(Rows from a figure dataset)

— BEGIN —

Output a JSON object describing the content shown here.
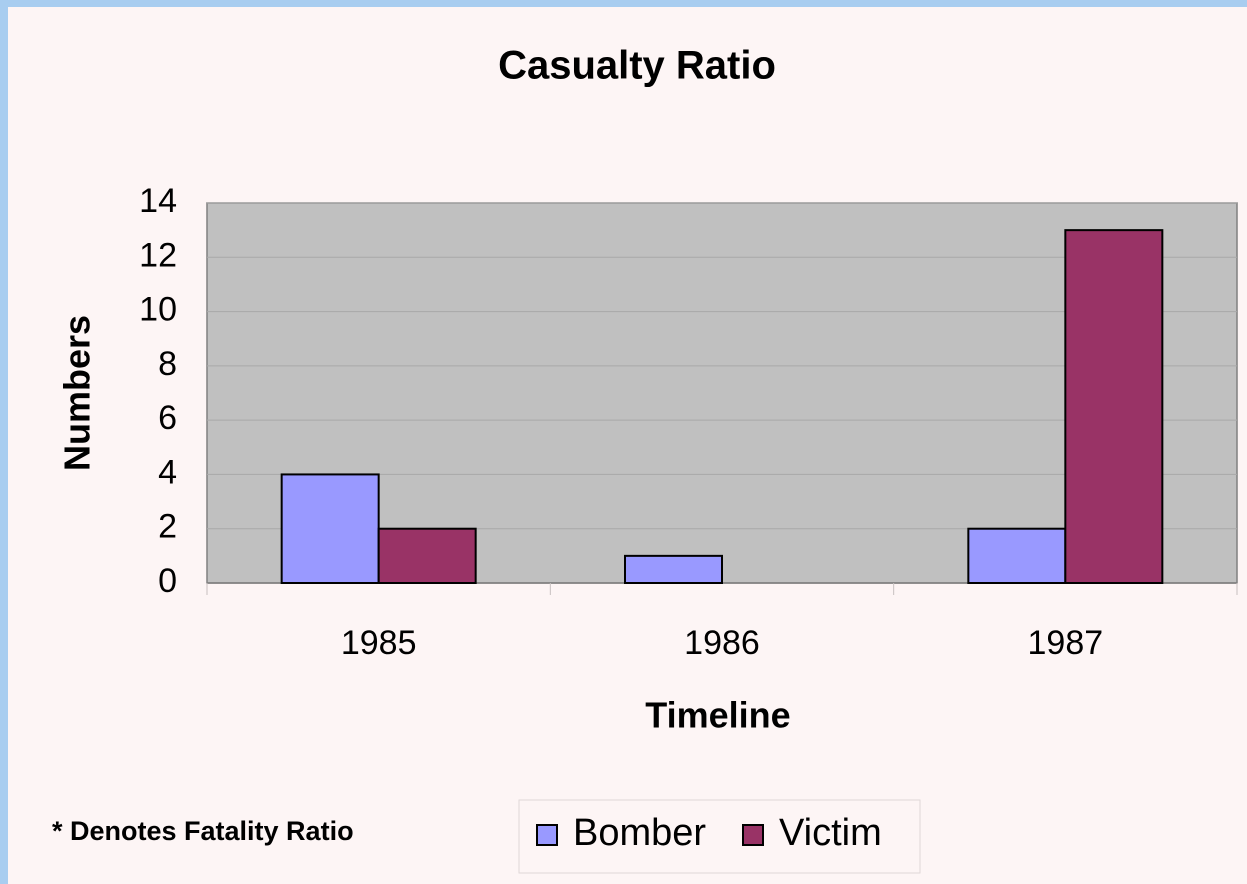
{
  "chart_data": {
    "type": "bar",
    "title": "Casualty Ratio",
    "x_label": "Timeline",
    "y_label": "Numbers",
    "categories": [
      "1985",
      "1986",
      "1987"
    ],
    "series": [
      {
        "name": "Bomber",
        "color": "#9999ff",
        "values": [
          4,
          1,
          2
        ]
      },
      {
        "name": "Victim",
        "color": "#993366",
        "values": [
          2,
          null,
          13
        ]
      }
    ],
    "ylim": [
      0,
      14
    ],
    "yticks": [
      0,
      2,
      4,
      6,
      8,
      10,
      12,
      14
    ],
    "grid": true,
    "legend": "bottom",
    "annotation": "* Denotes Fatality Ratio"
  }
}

— END —
— BEGIN —

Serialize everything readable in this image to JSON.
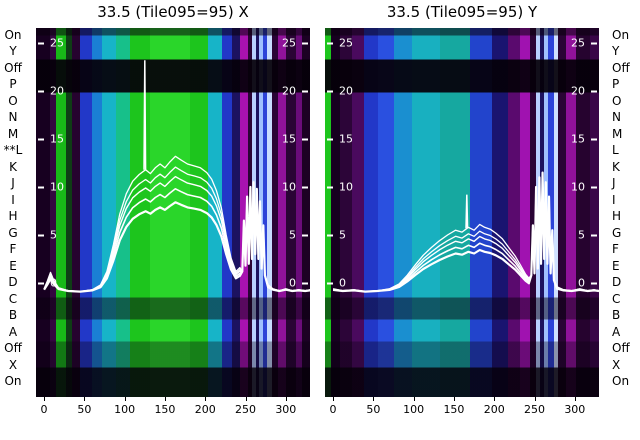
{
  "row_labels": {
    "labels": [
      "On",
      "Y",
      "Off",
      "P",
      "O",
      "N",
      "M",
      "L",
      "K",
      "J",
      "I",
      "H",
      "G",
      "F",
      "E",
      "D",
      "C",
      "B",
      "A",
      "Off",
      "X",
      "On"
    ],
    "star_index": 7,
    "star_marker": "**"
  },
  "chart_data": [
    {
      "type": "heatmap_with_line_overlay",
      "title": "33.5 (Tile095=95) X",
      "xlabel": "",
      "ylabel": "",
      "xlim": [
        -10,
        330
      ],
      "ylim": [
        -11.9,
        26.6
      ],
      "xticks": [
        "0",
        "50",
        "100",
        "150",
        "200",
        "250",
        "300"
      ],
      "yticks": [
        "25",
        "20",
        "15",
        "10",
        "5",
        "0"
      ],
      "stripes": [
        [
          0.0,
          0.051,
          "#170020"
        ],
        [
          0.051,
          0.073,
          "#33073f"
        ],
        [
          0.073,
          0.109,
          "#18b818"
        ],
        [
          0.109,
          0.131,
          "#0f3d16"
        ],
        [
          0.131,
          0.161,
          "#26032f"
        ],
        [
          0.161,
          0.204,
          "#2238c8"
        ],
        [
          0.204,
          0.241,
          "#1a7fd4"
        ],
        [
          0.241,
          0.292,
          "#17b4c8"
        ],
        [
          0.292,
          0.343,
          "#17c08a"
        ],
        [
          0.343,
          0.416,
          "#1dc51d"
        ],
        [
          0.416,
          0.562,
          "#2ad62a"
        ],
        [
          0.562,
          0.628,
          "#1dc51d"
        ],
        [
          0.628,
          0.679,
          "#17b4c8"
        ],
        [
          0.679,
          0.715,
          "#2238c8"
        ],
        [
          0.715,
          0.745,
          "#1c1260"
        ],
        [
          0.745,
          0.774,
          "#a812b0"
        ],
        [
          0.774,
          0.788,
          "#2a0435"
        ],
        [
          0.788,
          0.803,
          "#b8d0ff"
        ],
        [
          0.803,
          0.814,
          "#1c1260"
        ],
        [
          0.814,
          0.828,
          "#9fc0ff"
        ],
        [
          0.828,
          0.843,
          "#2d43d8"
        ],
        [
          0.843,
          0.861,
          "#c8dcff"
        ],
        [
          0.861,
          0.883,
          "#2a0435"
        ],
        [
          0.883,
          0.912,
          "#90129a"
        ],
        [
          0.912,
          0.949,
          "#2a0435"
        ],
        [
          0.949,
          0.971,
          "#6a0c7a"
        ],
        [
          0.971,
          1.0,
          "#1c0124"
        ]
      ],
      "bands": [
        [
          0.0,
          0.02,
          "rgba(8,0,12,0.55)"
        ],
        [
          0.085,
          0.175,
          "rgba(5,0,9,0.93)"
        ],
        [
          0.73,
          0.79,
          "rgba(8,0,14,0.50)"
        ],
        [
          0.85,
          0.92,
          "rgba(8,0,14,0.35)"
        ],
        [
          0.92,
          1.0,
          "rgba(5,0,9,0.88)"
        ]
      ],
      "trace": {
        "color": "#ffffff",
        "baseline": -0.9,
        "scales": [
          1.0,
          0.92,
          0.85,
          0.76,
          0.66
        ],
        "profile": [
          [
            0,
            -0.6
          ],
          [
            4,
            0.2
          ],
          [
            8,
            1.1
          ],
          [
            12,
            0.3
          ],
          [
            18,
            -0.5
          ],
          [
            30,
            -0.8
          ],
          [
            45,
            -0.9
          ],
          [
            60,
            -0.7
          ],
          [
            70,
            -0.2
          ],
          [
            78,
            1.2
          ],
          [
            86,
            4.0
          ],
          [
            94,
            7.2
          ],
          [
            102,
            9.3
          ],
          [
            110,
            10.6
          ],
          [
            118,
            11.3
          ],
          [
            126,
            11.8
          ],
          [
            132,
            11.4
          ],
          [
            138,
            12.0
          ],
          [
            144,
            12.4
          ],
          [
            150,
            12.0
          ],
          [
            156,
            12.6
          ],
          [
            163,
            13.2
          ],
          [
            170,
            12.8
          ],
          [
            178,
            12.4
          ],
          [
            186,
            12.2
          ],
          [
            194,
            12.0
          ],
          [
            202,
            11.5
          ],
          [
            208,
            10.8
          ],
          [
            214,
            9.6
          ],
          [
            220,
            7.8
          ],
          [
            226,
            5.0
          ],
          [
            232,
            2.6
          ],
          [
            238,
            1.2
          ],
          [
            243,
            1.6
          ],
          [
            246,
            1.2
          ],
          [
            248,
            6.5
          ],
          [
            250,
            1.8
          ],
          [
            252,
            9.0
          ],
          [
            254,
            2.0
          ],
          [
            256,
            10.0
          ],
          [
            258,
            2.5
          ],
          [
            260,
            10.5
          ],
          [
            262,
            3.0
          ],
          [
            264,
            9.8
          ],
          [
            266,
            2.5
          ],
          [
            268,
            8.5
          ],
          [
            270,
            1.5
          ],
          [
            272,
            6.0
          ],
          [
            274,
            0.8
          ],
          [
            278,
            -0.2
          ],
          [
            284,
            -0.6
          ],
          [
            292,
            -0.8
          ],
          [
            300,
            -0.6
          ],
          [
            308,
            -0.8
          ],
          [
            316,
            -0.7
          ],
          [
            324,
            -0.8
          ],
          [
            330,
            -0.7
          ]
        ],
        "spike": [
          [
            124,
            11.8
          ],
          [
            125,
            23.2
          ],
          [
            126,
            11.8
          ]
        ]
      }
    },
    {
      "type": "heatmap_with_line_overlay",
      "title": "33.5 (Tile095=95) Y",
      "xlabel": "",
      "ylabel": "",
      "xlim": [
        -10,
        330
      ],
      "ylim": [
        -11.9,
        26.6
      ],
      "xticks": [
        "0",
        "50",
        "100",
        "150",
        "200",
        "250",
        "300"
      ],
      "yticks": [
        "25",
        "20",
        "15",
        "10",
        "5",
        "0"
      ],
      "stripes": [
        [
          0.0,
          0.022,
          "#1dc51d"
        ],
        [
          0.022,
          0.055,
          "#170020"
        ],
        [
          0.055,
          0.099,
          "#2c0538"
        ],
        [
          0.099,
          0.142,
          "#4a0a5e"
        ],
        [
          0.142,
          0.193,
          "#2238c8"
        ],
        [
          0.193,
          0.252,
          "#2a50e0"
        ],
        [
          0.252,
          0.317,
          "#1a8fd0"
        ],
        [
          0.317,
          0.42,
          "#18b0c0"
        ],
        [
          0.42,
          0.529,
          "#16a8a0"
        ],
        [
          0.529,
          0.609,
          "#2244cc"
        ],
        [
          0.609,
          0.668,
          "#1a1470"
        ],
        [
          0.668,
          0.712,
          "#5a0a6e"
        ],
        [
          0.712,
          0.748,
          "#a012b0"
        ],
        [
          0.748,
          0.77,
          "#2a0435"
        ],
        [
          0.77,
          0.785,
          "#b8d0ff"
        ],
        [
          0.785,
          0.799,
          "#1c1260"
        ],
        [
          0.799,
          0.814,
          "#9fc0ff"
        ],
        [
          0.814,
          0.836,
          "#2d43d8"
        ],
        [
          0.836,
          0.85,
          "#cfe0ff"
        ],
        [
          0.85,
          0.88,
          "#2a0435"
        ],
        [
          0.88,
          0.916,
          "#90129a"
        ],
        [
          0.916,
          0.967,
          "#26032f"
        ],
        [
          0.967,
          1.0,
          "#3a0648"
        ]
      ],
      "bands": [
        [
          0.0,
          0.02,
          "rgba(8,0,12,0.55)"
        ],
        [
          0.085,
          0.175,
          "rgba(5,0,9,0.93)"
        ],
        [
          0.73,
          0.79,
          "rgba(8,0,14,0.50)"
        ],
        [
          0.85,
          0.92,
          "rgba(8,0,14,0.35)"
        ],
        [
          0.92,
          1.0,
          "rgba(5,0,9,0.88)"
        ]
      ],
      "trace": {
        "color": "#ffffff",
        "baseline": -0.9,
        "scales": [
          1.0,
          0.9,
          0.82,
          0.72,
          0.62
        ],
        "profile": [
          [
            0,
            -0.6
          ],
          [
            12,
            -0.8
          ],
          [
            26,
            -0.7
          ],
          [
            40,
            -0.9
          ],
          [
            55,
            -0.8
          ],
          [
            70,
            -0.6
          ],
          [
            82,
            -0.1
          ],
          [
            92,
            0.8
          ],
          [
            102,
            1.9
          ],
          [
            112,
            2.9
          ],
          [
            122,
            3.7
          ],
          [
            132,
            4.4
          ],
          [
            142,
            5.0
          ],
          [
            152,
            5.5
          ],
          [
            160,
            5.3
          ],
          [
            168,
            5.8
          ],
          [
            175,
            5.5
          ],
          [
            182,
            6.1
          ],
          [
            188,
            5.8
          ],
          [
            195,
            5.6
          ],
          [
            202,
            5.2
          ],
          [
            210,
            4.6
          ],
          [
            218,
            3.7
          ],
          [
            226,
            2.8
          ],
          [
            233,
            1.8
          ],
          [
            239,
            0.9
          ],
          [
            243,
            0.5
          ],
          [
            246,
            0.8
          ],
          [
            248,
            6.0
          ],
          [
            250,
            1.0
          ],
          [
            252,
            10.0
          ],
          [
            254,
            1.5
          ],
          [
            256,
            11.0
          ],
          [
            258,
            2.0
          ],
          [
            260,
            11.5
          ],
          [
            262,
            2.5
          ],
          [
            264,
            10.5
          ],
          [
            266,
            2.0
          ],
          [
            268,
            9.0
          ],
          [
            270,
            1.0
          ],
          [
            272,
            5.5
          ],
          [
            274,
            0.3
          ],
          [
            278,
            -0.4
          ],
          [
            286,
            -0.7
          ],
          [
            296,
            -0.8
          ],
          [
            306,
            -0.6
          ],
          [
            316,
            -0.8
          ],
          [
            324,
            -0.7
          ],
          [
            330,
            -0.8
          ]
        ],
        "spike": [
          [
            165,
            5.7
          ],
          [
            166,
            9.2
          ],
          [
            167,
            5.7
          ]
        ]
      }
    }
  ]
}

— END —
— BEGIN —

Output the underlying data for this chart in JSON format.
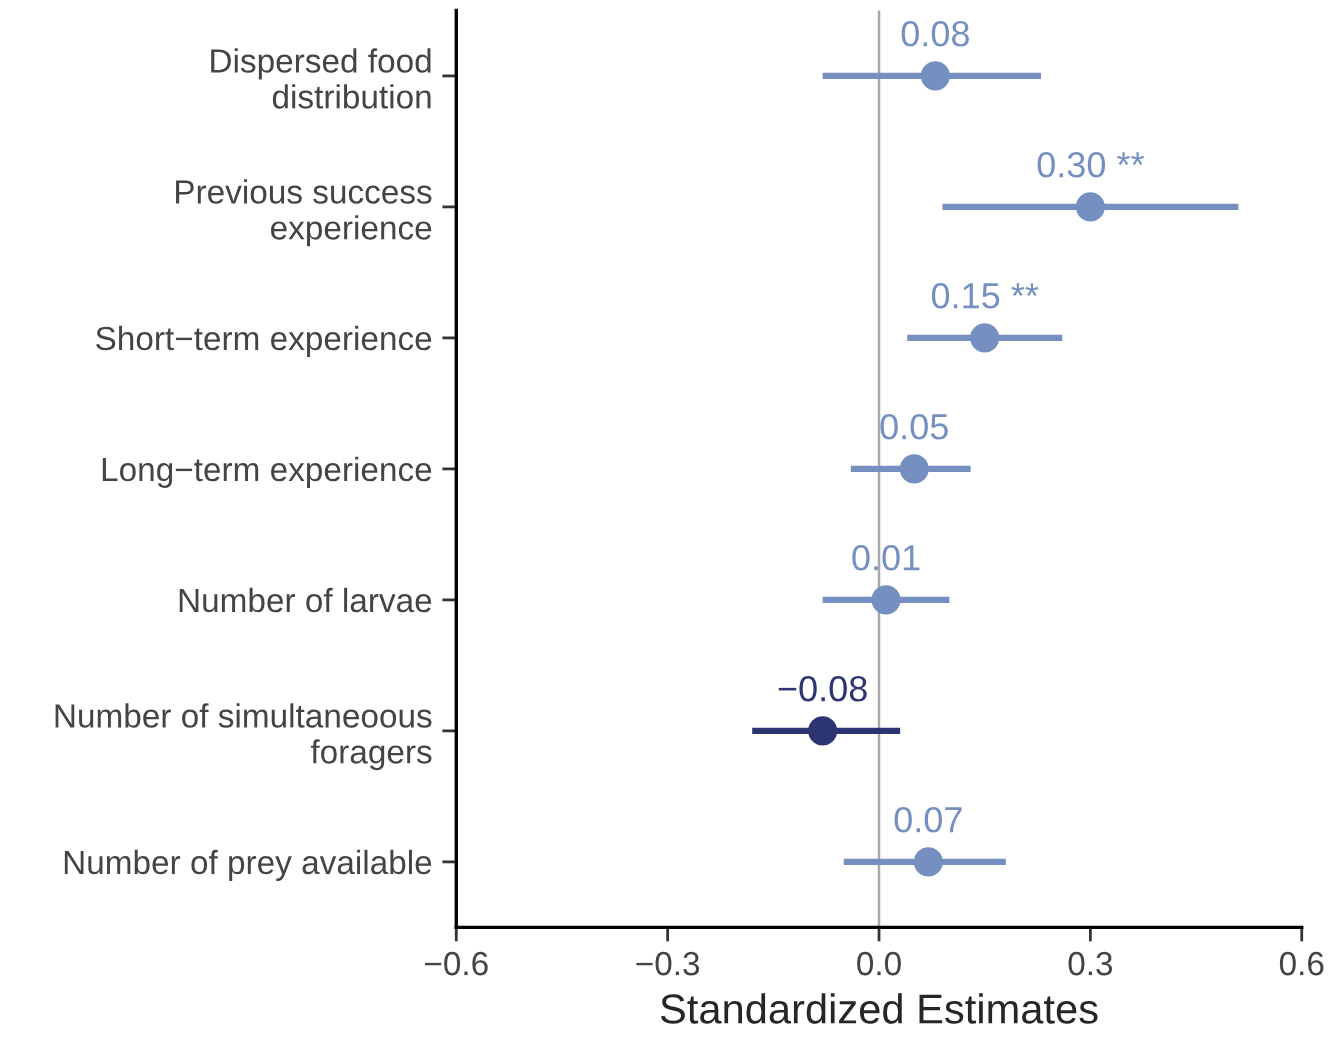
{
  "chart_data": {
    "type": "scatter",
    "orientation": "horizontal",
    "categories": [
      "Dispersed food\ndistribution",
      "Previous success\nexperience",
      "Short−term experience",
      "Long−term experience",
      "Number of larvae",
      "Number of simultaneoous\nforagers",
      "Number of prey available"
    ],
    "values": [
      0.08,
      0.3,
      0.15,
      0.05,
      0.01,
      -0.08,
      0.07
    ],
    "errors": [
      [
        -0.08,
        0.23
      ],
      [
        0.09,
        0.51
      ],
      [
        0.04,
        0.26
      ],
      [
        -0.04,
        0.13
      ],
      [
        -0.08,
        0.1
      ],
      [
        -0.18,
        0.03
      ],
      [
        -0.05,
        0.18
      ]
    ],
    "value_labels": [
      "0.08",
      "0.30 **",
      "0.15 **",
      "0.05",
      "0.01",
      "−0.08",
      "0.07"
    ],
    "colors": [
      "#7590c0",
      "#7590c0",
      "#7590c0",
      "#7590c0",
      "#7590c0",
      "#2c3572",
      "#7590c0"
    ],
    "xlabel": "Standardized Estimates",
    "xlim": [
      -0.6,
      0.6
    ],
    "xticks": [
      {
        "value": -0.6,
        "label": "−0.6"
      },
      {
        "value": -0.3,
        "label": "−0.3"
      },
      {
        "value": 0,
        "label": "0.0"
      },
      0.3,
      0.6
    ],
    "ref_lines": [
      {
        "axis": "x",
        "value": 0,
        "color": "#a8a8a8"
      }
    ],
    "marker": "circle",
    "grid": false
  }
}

— END —

- **Exercise goal**: All lines in the data that contain the word "term" should be copied.

- **Written solution**:
      "Short−term experience",
      "Long−term experience",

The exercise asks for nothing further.